─── DATA LINES

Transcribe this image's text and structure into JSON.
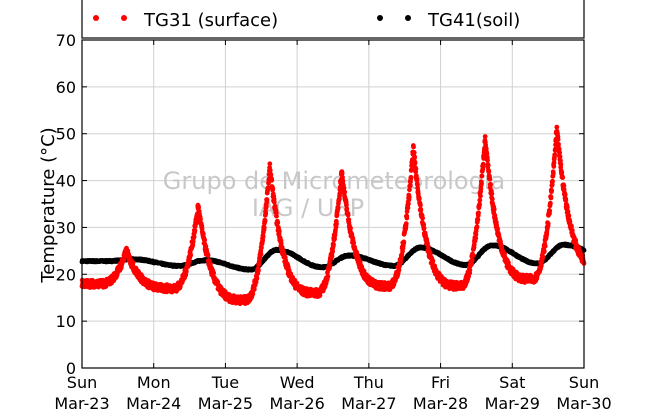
{
  "chart_data": {
    "type": "scatter",
    "title": "",
    "ylabel": "Temperature (°C)",
    "xlabel": "",
    "ylim": [
      0,
      70
    ],
    "yticks": [
      0,
      10,
      20,
      30,
      40,
      50,
      60,
      70
    ],
    "xlim_days": [
      0,
      7
    ],
    "grid": true,
    "legend_position": "top",
    "watermark": [
      "Grupo de Micrometeorologia",
      "IAG / USP"
    ],
    "xticks": [
      {
        "day": 0,
        "weekday": "Sun",
        "date": "Mar-23"
      },
      {
        "day": 1,
        "weekday": "Mon",
        "date": "Mar-24"
      },
      {
        "day": 2,
        "weekday": "Tue",
        "date": "Mar-25"
      },
      {
        "day": 3,
        "weekday": "Wed",
        "date": "Mar-26"
      },
      {
        "day": 4,
        "weekday": "Thu",
        "date": "Mar-27"
      },
      {
        "day": 5,
        "weekday": "Fri",
        "date": "Mar-28"
      },
      {
        "day": 6,
        "weekday": "Sat",
        "date": "Mar-29"
      },
      {
        "day": 7,
        "weekday": "Sun",
        "date": "Mar-30"
      }
    ],
    "series": [
      {
        "name": "TG31 (surface)",
        "color": "#ff0000",
        "daily_min": [
          18.0,
          17.0,
          14.5,
          16.0,
          17.5,
          17.5,
          19.0,
          21.5
        ],
        "daily_max": [
          25.0,
          34.5,
          43.0,
          42.0,
          47.0,
          49.0,
          51.0
        ]
      },
      {
        "name": "TG41(soil)",
        "color": "#000000",
        "daily_min": [
          22.8,
          21.8,
          21.0,
          21.5,
          21.8,
          22.0,
          22.3,
          23.5
        ],
        "daily_max": [
          23.2,
          23.0,
          25.2,
          24.0,
          25.7,
          26.2,
          26.3
        ]
      }
    ]
  }
}
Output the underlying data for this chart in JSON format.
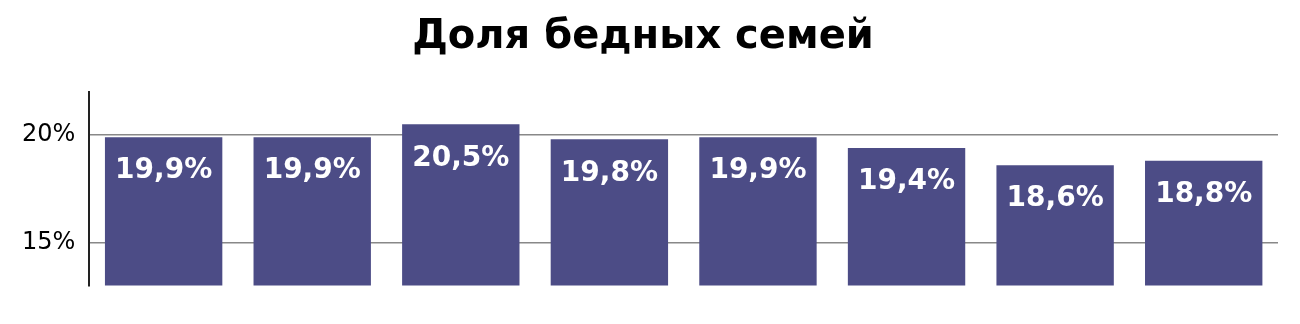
{
  "chart_data": {
    "type": "bar",
    "title": "Доля бедных семей",
    "categories": [
      null,
      null,
      null,
      null,
      null,
      null,
      null,
      null
    ],
    "values": [
      19.9,
      19.9,
      20.5,
      19.8,
      19.9,
      19.4,
      18.6,
      18.8
    ],
    "value_labels": [
      "19,9%",
      "19,9%",
      "20,5%",
      "19,8%",
      "19,9%",
      "19,4%",
      "18,6%",
      "18,8%"
    ],
    "color": "#4c4c86",
    "ylim": [
      13,
      22
    ],
    "yticks": [
      {
        "value": 15,
        "label": "15%"
      },
      {
        "value": 20,
        "label": "20%"
      }
    ],
    "grid": "y",
    "tick_labels": "y"
  }
}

──────

## EXERCISE TASK
What is the number of lines above that hold the string "this"? Answer with that number alone.

## RESULT OF THE EXERCISE
2